[AIM OF THE TASK]: The records below must be duplicated exactly, character for character.

-- start --

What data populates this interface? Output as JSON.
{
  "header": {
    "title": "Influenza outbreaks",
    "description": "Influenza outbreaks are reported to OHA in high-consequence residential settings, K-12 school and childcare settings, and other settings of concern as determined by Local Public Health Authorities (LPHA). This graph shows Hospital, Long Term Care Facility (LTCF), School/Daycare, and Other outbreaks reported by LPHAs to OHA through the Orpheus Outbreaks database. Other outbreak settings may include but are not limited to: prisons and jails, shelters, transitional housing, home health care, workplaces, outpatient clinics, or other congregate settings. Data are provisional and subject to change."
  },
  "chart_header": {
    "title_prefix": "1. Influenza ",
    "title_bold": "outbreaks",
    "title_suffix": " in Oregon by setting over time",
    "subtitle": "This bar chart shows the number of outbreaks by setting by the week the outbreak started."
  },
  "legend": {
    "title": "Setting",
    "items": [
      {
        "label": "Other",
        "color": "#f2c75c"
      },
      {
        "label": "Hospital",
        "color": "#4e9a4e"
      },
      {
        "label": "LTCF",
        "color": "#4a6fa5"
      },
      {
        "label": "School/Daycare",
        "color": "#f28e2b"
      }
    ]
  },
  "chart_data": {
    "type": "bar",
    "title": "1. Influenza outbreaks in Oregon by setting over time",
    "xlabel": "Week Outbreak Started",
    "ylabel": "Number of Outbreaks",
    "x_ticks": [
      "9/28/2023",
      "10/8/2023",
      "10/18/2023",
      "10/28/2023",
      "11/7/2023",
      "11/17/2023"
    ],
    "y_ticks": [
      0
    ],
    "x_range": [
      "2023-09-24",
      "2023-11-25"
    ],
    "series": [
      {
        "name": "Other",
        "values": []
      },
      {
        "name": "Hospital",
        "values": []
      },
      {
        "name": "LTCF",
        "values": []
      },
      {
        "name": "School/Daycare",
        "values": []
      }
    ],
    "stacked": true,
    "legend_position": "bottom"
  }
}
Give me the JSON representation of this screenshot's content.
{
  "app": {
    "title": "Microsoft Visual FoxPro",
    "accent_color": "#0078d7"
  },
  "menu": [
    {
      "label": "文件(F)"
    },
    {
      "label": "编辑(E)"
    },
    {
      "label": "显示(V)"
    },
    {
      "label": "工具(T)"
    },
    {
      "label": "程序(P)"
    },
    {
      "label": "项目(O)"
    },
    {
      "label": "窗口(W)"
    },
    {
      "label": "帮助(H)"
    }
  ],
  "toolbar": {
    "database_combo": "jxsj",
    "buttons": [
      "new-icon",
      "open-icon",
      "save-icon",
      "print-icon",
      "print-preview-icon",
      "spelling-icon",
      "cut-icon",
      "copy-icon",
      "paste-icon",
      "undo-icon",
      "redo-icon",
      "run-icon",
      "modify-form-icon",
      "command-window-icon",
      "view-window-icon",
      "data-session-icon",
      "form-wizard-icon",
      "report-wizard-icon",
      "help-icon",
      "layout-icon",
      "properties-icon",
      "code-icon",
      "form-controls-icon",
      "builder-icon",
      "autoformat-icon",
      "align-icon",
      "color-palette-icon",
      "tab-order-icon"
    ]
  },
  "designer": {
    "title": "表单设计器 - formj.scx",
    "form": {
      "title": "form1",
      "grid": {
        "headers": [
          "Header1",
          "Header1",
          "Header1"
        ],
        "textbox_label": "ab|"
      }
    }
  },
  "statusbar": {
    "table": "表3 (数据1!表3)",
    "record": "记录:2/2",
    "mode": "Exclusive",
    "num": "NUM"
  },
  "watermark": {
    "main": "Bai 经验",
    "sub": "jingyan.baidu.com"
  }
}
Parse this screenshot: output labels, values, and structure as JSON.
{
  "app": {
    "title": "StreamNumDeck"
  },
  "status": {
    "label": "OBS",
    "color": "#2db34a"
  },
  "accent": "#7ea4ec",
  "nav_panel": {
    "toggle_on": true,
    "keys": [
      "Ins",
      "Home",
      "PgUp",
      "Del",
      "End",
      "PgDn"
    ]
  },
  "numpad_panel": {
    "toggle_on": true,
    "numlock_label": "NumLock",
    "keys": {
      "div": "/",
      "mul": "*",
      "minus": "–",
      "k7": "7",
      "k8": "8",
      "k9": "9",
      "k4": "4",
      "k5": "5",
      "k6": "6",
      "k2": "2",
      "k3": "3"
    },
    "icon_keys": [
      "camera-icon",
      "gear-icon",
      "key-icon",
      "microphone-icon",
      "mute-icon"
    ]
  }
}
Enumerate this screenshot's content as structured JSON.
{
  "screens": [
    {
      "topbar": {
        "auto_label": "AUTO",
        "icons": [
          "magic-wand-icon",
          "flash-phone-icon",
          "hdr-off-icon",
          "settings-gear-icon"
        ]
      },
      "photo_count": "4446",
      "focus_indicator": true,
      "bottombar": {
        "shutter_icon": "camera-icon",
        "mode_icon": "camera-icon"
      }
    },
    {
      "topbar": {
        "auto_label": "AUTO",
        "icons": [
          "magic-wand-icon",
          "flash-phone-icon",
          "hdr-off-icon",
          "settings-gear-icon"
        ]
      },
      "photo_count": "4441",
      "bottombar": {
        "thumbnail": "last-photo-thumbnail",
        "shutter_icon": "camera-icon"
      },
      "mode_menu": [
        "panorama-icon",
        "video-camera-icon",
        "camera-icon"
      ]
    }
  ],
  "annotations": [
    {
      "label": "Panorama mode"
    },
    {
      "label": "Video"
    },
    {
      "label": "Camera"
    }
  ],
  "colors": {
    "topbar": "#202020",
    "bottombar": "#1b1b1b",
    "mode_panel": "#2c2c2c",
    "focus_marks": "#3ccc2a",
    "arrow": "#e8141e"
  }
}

-- end --

[REPLY TO THE TASK]:
What data populates this interface? Output as JSON.
{
  "header": {
    "title": "Influenza outbreaks",
    "description": "Influenza outbreaks are reported to OHA in high-consequence residential settings, K-12 school and childcare settings, and other settings of concern as determined by Local Public Health Authorities (LPHA). This graph shows Hospital, Long Term Care Facility (LTCF), School/Daycare, and Other outbreaks reported by LPHAs to OHA through the Orpheus Outbreaks database. Other outbreak settings may include but are not limited to: prisons and jails, shelters, transitional housing, home health care, workplaces, outpatient clinics, or other congregate settings. Data are provisional and subject to change."
  },
  "chart_header": {
    "title_prefix": "1. Influenza ",
    "title_bold": "outbreaks",
    "title_suffix": " in Oregon by setting over time",
    "subtitle": "This bar chart shows the number of outbreaks by setting by the week the outbreak started."
  },
  "legend": {
    "title": "Setting",
    "items": [
      {
        "label": "Other",
        "color": "#f2c75c"
      },
      {
        "label": "Hospital",
        "color": "#4e9a4e"
      },
      {
        "label": "LTCF",
        "color": "#4a6fa5"
      },
      {
        "label": "School/Daycare",
        "color": "#f28e2b"
      }
    ]
  },
  "chart_data": {
    "type": "bar",
    "title": "1. Influenza outbreaks in Oregon by setting over time",
    "xlabel": "Week Outbreak Started",
    "ylabel": "Number of Outbreaks",
    "x_ticks": [
      "9/28/2023",
      "10/8/2023",
      "10/18/2023",
      "10/28/2023",
      "11/7/2023",
      "11/17/2023"
    ],
    "y_ticks": [
      0
    ],
    "x_range": [
      "2023-09-24",
      "2023-11-25"
    ],
    "series": [
      {
        "name": "Other",
        "values": []
      },
      {
        "name": "Hospital",
        "values": []
      },
      {
        "name": "LTCF",
        "values": []
      },
      {
        "name": "School/Daycare",
        "values": []
      }
    ],
    "stacked": true,
    "legend_position": "bottom"
  }
}
Give me the JSON representation of this screenshot's content.
{
  "app": {
    "title": "Microsoft Visual FoxPro",
    "accent_color": "#0078d7"
  },
  "menu": [
    {
      "label": "文件(F)"
    },
    {
      "label": "编辑(E)"
    },
    {
      "label": "显示(V)"
    },
    {
      "label": "工具(T)"
    },
    {
      "label": "程序(P)"
    },
    {
      "label": "项目(O)"
    },
    {
      "label": "窗口(W)"
    },
    {
      "label": "帮助(H)"
    }
  ],
  "toolbar": {
    "database_combo": "jxsj",
    "buttons": [
      "new-icon",
      "open-icon",
      "save-icon",
      "print-icon",
      "print-preview-icon",
      "spelling-icon",
      "cut-icon",
      "copy-icon",
      "paste-icon",
      "undo-icon",
      "redo-icon",
      "run-icon",
      "modify-form-icon",
      "command-window-icon",
      "view-window-icon",
      "data-session-icon",
      "form-wizard-icon",
      "report-wizard-icon",
      "help-icon",
      "layout-icon",
      "properties-icon",
      "code-icon",
      "form-controls-icon",
      "builder-icon",
      "autoformat-icon",
      "align-icon",
      "color-palette-icon",
      "tab-order-icon"
    ]
  },
  "designer": {
    "title": "表单设计器 - formj.scx",
    "form": {
      "title": "form1",
      "grid": {
        "headers": [
          "Header1",
          "Header1",
          "Header1"
        ],
        "textbox_label": "ab|"
      }
    }
  },
  "statusbar": {
    "table": "表3 (数据1!表3)",
    "record": "记录:2/2",
    "mode": "Exclusive",
    "num": "NUM"
  },
  "watermark": {
    "main": "Bai 经验",
    "sub": "jingyan.baidu.com"
  }
}
Parse this screenshot: output labels, values, and structure as JSON.
{
  "app": {
    "title": "StreamNumDeck"
  },
  "status": {
    "label": "OBS",
    "color": "#2db34a"
  },
  "accent": "#7ea4ec",
  "nav_panel": {
    "toggle_on": true,
    "keys": [
      "Ins",
      "Home",
      "PgUp",
      "Del",
      "End",
      "PgDn"
    ]
  },
  "numpad_panel": {
    "toggle_on": true,
    "numlock_label": "NumLock",
    "keys": {
      "div": "/",
      "mul": "*",
      "minus": "–",
      "k7": "7",
      "k8": "8",
      "k9": "9",
      "k4": "4",
      "k5": "5",
      "k6": "6",
      "k2": "2",
      "k3": "3"
    },
    "icon_keys": [
      "camera-icon",
      "gear-icon",
      "key-icon",
      "microphone-icon",
      "mute-icon"
    ]
  }
}
Enumerate this screenshot's content as structured JSON.
{
  "screens": [
    {
      "topbar": {
        "auto_label": "AUTO",
        "icons": [
          "magic-wand-icon",
          "flash-phone-icon",
          "hdr-off-icon",
          "settings-gear-icon"
        ]
      },
      "photo_count": "4446",
      "focus_indicator": true,
      "bottombar": {
        "shutter_icon": "camera-icon",
        "mode_icon": "camera-icon"
      }
    },
    {
      "topbar": {
        "auto_label": "AUTO",
        "icons": [
          "magic-wand-icon",
          "flash-phone-icon",
          "hdr-off-icon",
          "settings-gear-icon"
        ]
      },
      "photo_count": "4441",
      "bottombar": {
        "thumbnail": "last-photo-thumbnail",
        "shutter_icon": "camera-icon"
      },
      "mode_menu": [
        "panorama-icon",
        "video-camera-icon",
        "camera-icon"
      ]
    }
  ],
  "annotations": [
    {
      "label": "Panorama mode"
    },
    {
      "label": "Video"
    },
    {
      "label": "Camera"
    }
  ],
  "colors": {
    "topbar": "#202020",
    "bottombar": "#1b1b1b",
    "mode_panel": "#2c2c2c",
    "focus_marks": "#3ccc2a",
    "arrow": "#e8141e"
  }
}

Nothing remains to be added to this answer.